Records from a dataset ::
§ §
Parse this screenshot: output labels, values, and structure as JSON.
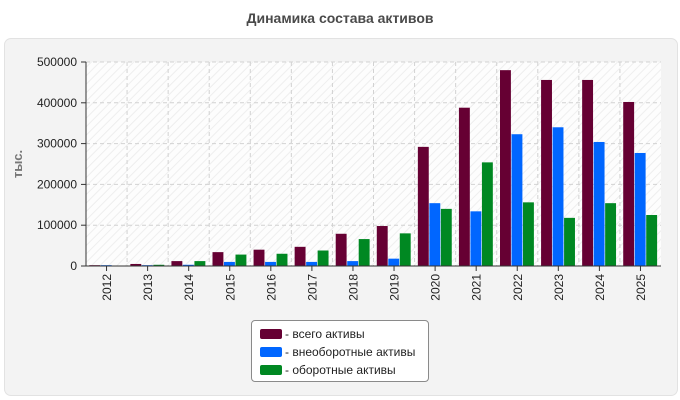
{
  "chart_data": {
    "type": "bar",
    "title": "Динамика состава активов",
    "xlabel": "",
    "ylabel": "тыс.",
    "ylim": [
      0,
      500000
    ],
    "yticks": [
      0,
      100000,
      200000,
      300000,
      400000,
      500000
    ],
    "tick_labels": [
      "0",
      "100000",
      "200000",
      "300000",
      "400000",
      "500000"
    ],
    "grid": true,
    "legend_position": "bottom-center",
    "categories": [
      "2012",
      "2013",
      "2014",
      "2015",
      "2016",
      "2017",
      "2018",
      "2019",
      "2020",
      "2021",
      "2022",
      "2023",
      "2024",
      "2025"
    ],
    "series": [
      {
        "name": "всего активы",
        "color": "#660033",
        "values": [
          2000,
          5000,
          12000,
          34000,
          40000,
          47000,
          79000,
          98000,
          292000,
          388000,
          480000,
          456000,
          456000,
          402000
        ]
      },
      {
        "name": "внеоборотные активы",
        "color": "#0066ff",
        "values": [
          2000,
          2000,
          3000,
          10000,
          10000,
          10000,
          12000,
          18000,
          154000,
          134000,
          323000,
          340000,
          304000,
          277000
        ]
      },
      {
        "name": "оборотные активы",
        "color": "#008822",
        "values": [
          1000,
          3000,
          12000,
          28000,
          30000,
          38000,
          66000,
          80000,
          140000,
          254000,
          156000,
          118000,
          154000,
          125000
        ]
      }
    ]
  },
  "legend": {
    "items": [
      {
        "label": "- всего активы",
        "color": "#660033"
      },
      {
        "label": "- внеоборотные активы",
        "color": "#0066ff"
      },
      {
        "label": "- оборотные активы",
        "color": "#008822"
      }
    ]
  }
}
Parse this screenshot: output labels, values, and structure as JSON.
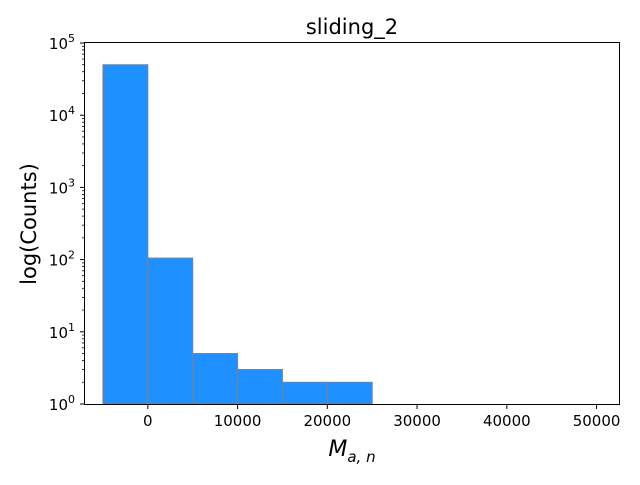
{
  "chart_data": {
    "type": "bar",
    "title": "sliding_2",
    "xlabel_main": "M",
    "xlabel_sub": "a, n",
    "ylabel": "log(Counts)",
    "yscale": "log",
    "xlim": [
      -7000,
      52500
    ],
    "ylim": [
      1,
      100000
    ],
    "x_ticks": [
      0,
      10000,
      20000,
      30000,
      40000,
      50000
    ],
    "y_ticks": [
      1,
      10,
      100,
      1000,
      10000,
      100000
    ],
    "y_tick_exponents": [
      "0",
      "1",
      "2",
      "3",
      "4",
      "5"
    ],
    "bins": [
      {
        "start": -5000,
        "end": 0,
        "count": 50000
      },
      {
        "start": 0,
        "end": 5000,
        "count": 105
      },
      {
        "start": 5000,
        "end": 10000,
        "count": 5
      },
      {
        "start": 10000,
        "end": 15000,
        "count": 3
      },
      {
        "start": 15000,
        "end": 20000,
        "count": 2
      },
      {
        "start": 20000,
        "end": 25000,
        "count": 2
      },
      {
        "start": 25000,
        "end": 30000,
        "count": 0
      },
      {
        "start": 30000,
        "end": 35000,
        "count": 0
      },
      {
        "start": 35000,
        "end": 40000,
        "count": 0
      },
      {
        "start": 40000,
        "end": 45000,
        "count": 0
      },
      {
        "start": 45000,
        "end": 50000,
        "count": 1
      }
    ],
    "bar_color": "#1e90ff",
    "edge_color": "#808080",
    "grid": false
  }
}
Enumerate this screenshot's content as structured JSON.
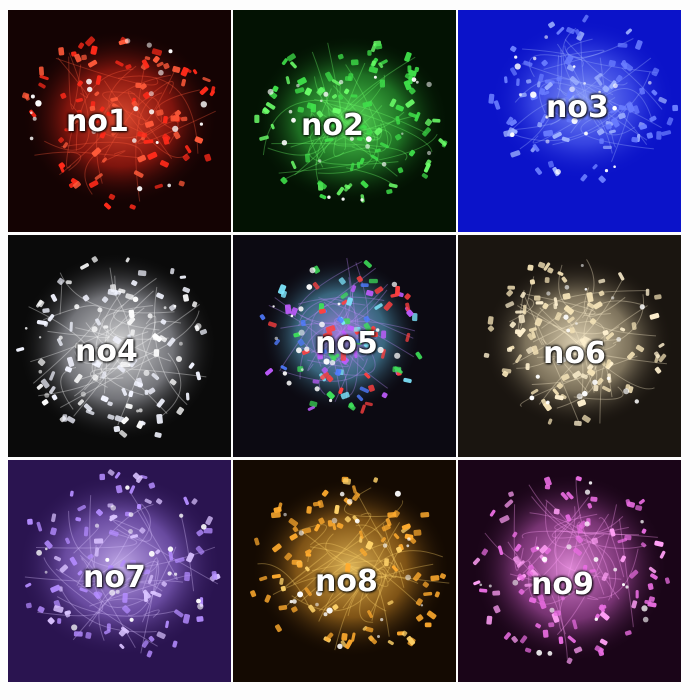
{
  "tiles": [
    {
      "label": "no1",
      "color": "#ff2a1a",
      "glow": "#ff5a3a",
      "bg": "#140303"
    },
    {
      "label": "no2",
      "color": "#3fe04a",
      "glow": "#6cff6a",
      "bg": "#031203"
    },
    {
      "label": "no3",
      "color": "#6a7dff",
      "glow": "#9fb2ff",
      "bg": "#0b13c9"
    },
    {
      "label": "no4",
      "color": "#f2f4ff",
      "glow": "#ffffff",
      "bg": "#0a0a0a"
    },
    {
      "label": "no5",
      "color": "#6fd4ff",
      "glow": "#c08cff",
      "bg": "#0c0a12"
    },
    {
      "label": "no6",
      "color": "#f6e4b8",
      "glow": "#fff1cf",
      "bg": "#1a1510"
    },
    {
      "label": "no7",
      "color": "#b48cff",
      "glow": "#d9c2ff",
      "bg": "#2a1450"
    },
    {
      "label": "no8",
      "color": "#ffab2e",
      "glow": "#ffd36a",
      "bg": "#140a02"
    },
    {
      "label": "no9",
      "color": "#e86ce0",
      "glow": "#ff9ff5",
      "bg": "#1a0518"
    }
  ]
}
§ §
TASK INSTRUCTIONS ::
Leave out the pictures and reproduce the rest of the listing exactly.

COMPLETE RESPONSE ::
Parse this screenshot: output labels, values, and structure as JSON.
{
  "chart_data": {
    "type": "bar",
    "title": "Динамика состава активов",
    "xlabel": "",
    "ylabel": "тыс.",
    "ylim": [
      0,
      500000
    ],
    "yticks": [
      0,
      100000,
      200000,
      300000,
      400000,
      500000
    ],
    "tick_labels": [
      "0",
      "100000",
      "200000",
      "300000",
      "400000",
      "500000"
    ],
    "grid": true,
    "legend_position": "bottom-center",
    "categories": [
      "2012",
      "2013",
      "2014",
      "2015",
      "2016",
      "2017",
      "2018",
      "2019",
      "2020",
      "2021",
      "2022",
      "2023",
      "2024",
      "2025"
    ],
    "series": [
      {
        "name": "всего активы",
        "color": "#660033",
        "values": [
          2000,
          5000,
          12000,
          34000,
          40000,
          47000,
          79000,
          98000,
          292000,
          388000,
          480000,
          456000,
          456000,
          402000
        ]
      },
      {
        "name": "внеоборотные активы",
        "color": "#0066ff",
        "values": [
          2000,
          2000,
          3000,
          10000,
          10000,
          10000,
          12000,
          18000,
          154000,
          134000,
          323000,
          340000,
          304000,
          277000
        ]
      },
      {
        "name": "оборотные активы",
        "color": "#008822",
        "values": [
          1000,
          3000,
          12000,
          28000,
          30000,
          38000,
          66000,
          80000,
          140000,
          254000,
          156000,
          118000,
          154000,
          125000
        ]
      }
    ]
  },
  "legend": {
    "items": [
      {
        "label": "- всего активы",
        "color": "#660033"
      },
      {
        "label": "- внеоборотные активы",
        "color": "#0066ff"
      },
      {
        "label": "- оборотные активы",
        "color": "#008822"
      }
    ]
  }
}
Parse this screenshot: output labels, values, and structure as JSON.
{
  "chart_data": {
    "type": "bar",
    "title": "sliding_2",
    "xlabel_main": "M",
    "xlabel_sub": "a, n",
    "ylabel": "log(Counts)",
    "yscale": "log",
    "xlim": [
      -7000,
      52500
    ],
    "ylim": [
      1,
      100000
    ],
    "x_ticks": [
      0,
      10000,
      20000,
      30000,
      40000,
      50000
    ],
    "y_ticks": [
      1,
      10,
      100,
      1000,
      10000,
      100000
    ],
    "y_tick_exponents": [
      "0",
      "1",
      "2",
      "3",
      "4",
      "5"
    ],
    "bins": [
      {
        "start": -5000,
        "end": 0,
        "count": 50000
      },
      {
        "start": 0,
        "end": 5000,
        "count": 105
      },
      {
        "start": 5000,
        "end": 10000,
        "count": 5
      },
      {
        "start": 10000,
        "end": 15000,
        "count": 3
      },
      {
        "start": 15000,
        "end": 20000,
        "count": 2
      },
      {
        "start": 20000,
        "end": 25000,
        "count": 2
      },
      {
        "start": 25000,
        "end": 30000,
        "count": 0
      },
      {
        "start": 30000,
        "end": 35000,
        "count": 0
      },
      {
        "start": 35000,
        "end": 40000,
        "count": 0
      },
      {
        "start": 40000,
        "end": 45000,
        "count": 0
      },
      {
        "start": 45000,
        "end": 50000,
        "count": 1
      }
    ],
    "bar_color": "#1e90ff",
    "edge_color": "#808080",
    "grid": false
  }
}
Enumerate this screenshot's content as structured JSON.
{
  "tiles": [
    {
      "label": "no1",
      "color": "#ff2a1a",
      "glow": "#ff5a3a",
      "bg": "#140303"
    },
    {
      "label": "no2",
      "color": "#3fe04a",
      "glow": "#6cff6a",
      "bg": "#031203"
    },
    {
      "label": "no3",
      "color": "#6a7dff",
      "glow": "#9fb2ff",
      "bg": "#0b13c9"
    },
    {
      "label": "no4",
      "color": "#f2f4ff",
      "glow": "#ffffff",
      "bg": "#0a0a0a"
    },
    {
      "label": "no5",
      "color": "#6fd4ff",
      "glow": "#c08cff",
      "bg": "#0c0a12"
    },
    {
      "label": "no6",
      "color": "#f6e4b8",
      "glow": "#fff1cf",
      "bg": "#1a1510"
    },
    {
      "label": "no7",
      "color": "#b48cff",
      "glow": "#d9c2ff",
      "bg": "#2a1450"
    },
    {
      "label": "no8",
      "color": "#ffab2e",
      "glow": "#ffd36a",
      "bg": "#140a02"
    },
    {
      "label": "no9",
      "color": "#e86ce0",
      "glow": "#ff9ff5",
      "bg": "#1a0518"
    }
  ]
}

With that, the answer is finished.